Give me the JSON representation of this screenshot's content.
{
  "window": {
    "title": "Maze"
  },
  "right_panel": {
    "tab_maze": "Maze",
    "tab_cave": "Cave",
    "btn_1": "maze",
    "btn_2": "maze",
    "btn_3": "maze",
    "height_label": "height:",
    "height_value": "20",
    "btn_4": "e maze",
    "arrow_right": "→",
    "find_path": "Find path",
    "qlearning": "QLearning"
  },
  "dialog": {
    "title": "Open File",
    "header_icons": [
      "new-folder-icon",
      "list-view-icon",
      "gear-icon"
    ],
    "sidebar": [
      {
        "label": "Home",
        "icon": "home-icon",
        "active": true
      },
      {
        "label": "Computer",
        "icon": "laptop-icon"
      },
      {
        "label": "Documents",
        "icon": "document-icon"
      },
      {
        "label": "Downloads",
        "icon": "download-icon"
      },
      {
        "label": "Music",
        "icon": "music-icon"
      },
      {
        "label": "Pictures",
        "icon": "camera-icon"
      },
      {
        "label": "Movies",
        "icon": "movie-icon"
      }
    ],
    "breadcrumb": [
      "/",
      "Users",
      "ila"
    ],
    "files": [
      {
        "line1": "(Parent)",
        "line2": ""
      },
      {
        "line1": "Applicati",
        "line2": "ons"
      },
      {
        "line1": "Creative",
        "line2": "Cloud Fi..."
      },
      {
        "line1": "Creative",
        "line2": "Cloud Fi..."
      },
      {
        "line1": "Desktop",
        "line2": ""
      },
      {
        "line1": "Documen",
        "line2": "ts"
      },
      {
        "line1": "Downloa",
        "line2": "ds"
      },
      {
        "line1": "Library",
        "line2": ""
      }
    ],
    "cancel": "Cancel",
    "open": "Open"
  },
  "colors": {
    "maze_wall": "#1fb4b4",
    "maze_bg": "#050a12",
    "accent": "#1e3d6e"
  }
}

================================

* _Request_: Output every entry shown above, exactly.

* _Response to this task_:
Give me the JSON representation of this screenshot's content.
{
  "window": {
    "title": "Maze"
  },
  "right_panel": {
    "tab_maze": "Maze",
    "tab_cave": "Cave",
    "btn_1": "maze",
    "btn_2": "maze",
    "btn_3": "maze",
    "height_label": "height:",
    "height_value": "20",
    "btn_4": "e maze",
    "arrow_right": "→",
    "find_path": "Find path",
    "qlearning": "QLearning"
  },
  "dialog": {
    "title": "Open File",
    "header_icons": [
      "new-folder-icon",
      "list-view-icon",
      "gear-icon"
    ],
    "sidebar": [
      {
        "label": "Home",
        "icon": "home-icon",
        "active": true
      },
      {
        "label": "Computer",
        "icon": "laptop-icon"
      },
      {
        "label": "Documents",
        "icon": "document-icon"
      },
      {
        "label": "Downloads",
        "icon": "download-icon"
      },
      {
        "label": "Music",
        "icon": "music-icon"
      },
      {
        "label": "Pictures",
        "icon": "camera-icon"
      },
      {
        "label": "Movies",
        "icon": "movie-icon"
      }
    ],
    "breadcrumb": [
      "/",
      "Users",
      "ila"
    ],
    "files": [
      {
        "line1": "(Parent)",
        "line2": ""
      },
      {
        "line1": "Applicati",
        "line2": "ons"
      },
      {
        "line1": "Creative",
        "line2": "Cloud Fi..."
      },
      {
        "line1": "Creative",
        "line2": "Cloud Fi..."
      },
      {
        "line1": "Desktop",
        "line2": ""
      },
      {
        "line1": "Documen",
        "line2": "ts"
      },
      {
        "line1": "Downloa",
        "line2": "ds"
      },
      {
        "line1": "Library",
        "line2": ""
      }
    ],
    "cancel": "Cancel",
    "open": "Open"
  },
  "colors": {
    "maze_wall": "#1fb4b4",
    "maze_bg": "#050a12",
    "accent": "#1e3d6e"
  }
}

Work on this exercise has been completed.